== Information supplied

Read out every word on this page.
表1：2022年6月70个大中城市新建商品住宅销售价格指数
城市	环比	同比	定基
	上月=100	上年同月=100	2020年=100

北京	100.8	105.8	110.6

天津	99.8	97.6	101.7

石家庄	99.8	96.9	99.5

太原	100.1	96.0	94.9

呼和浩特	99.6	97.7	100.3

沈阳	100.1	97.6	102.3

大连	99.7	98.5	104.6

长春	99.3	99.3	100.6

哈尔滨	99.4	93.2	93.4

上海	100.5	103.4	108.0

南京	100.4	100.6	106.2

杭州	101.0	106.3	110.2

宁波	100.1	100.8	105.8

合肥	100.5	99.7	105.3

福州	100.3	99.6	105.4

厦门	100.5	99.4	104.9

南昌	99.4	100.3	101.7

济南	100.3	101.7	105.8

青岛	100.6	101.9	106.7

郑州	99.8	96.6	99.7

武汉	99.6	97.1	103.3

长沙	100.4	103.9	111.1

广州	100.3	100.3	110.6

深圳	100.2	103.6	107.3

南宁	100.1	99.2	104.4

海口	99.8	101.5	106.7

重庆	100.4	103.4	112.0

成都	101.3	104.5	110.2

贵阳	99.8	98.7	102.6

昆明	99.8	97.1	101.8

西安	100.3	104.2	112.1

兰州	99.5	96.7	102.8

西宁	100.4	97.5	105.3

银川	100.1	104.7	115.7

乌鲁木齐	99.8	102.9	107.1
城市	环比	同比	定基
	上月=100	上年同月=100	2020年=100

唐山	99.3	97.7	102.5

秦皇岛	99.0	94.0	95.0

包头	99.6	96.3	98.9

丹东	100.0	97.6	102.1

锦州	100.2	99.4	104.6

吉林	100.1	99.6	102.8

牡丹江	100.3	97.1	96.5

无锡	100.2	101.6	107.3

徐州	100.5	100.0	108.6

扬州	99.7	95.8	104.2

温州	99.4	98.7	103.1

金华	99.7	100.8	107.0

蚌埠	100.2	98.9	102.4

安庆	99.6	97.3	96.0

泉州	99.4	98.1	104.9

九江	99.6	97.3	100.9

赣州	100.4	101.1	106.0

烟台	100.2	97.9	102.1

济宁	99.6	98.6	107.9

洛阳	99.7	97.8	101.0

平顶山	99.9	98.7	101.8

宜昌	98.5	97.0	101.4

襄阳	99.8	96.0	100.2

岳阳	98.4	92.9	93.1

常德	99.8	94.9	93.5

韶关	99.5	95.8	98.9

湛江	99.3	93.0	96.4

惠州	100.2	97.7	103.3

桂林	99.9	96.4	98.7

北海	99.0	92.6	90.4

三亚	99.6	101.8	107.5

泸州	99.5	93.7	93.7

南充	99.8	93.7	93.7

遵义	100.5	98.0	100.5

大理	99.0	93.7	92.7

====

**Objective**
Would you give the material above again, complete and exact?

**Solution to this exercise**
Read out every word on this page.
表1：2022年6月70个大中城市新建商品住宅销售价格指数
城市	环比	同比	定基
	上月=100	上年同月=100	2020年=100

北京	100.8	105.8	110.6

天津	99.8	97.6	101.7

石家庄	99.8	96.9	99.5

太原	100.1	96.0	94.9

呼和浩特	99.6	97.7	100.3

沈阳	100.1	97.6	102.3

大连	99.7	98.5	104.6

长春	99.3	99.3	100.6

哈尔滨	99.4	93.2	93.4

上海	100.5	103.4	108.0

南京	100.4	100.6	106.2

杭州	101.0	106.3	110.2

宁波	100.1	100.8	105.8

合肥	100.5	99.7	105.3

福州	100.3	99.6	105.4

厦门	100.5	99.4	104.9

南昌	99.4	100.3	101.7

济南	100.3	101.7	105.8

青岛	100.6	101.9	106.7

郑州	99.8	96.6	99.7

武汉	99.6	97.1	103.3

长沙	100.4	103.9	111.1

广州	100.3	100.3	110.6

深圳	100.2	103.6	107.3

南宁	100.1	99.2	104.4

海口	99.8	101.5	106.7

重庆	100.4	103.4	112.0

成都	101.3	104.5	110.2

贵阳	99.8	98.7	102.6

昆明	99.8	97.1	101.8

西安	100.3	104.2	112.1

兰州	99.5	96.7	102.8

西宁	100.4	97.5	105.3

银川	100.1	104.7	115.7

乌鲁木齐	99.8	102.9	107.1
城市	环比	同比	定基
	上月=100	上年同月=100	2020年=100

唐山	99.3	97.7	102.5

秦皇岛	99.0	94.0	95.0

包头	99.6	96.3	98.9

丹东	100.0	97.6	102.1

锦州	100.2	99.4	104.6

吉林	100.1	99.6	102.8

牡丹江	100.3	97.1	96.5

无锡	100.2	101.6	107.3

徐州	100.5	100.0	108.6

扬州	99.7	95.8	104.2

温州	99.4	98.7	103.1

金华	99.7	100.8	107.0

蚌埠	100.2	98.9	102.4

安庆	99.6	97.3	96.0

泉州	99.4	98.1	104.9

九江	99.6	97.3	100.9

赣州	100.4	101.1	106.0

烟台	100.2	97.9	102.1

济宁	99.6	98.6	107.9

洛阳	99.7	97.8	101.0

平顶山	99.9	98.7	101.8

宜昌	98.5	97.0	101.4

襄阳	99.8	96.0	100.2

岳阳	98.4	92.9	93.1

常德	99.8	94.9	93.5

韶关	99.5	95.8	98.9

湛江	99.3	93.0	96.4

惠州	100.2	97.7	103.3

桂林	99.9	96.4	98.7

北海	99.0	92.6	90.4

三亚	99.6	101.8	107.5

泸州	99.5	93.7	93.7

南充	99.8	93.7	93.7

遵义	100.5	98.0	100.5

大理	99.0	93.7	92.7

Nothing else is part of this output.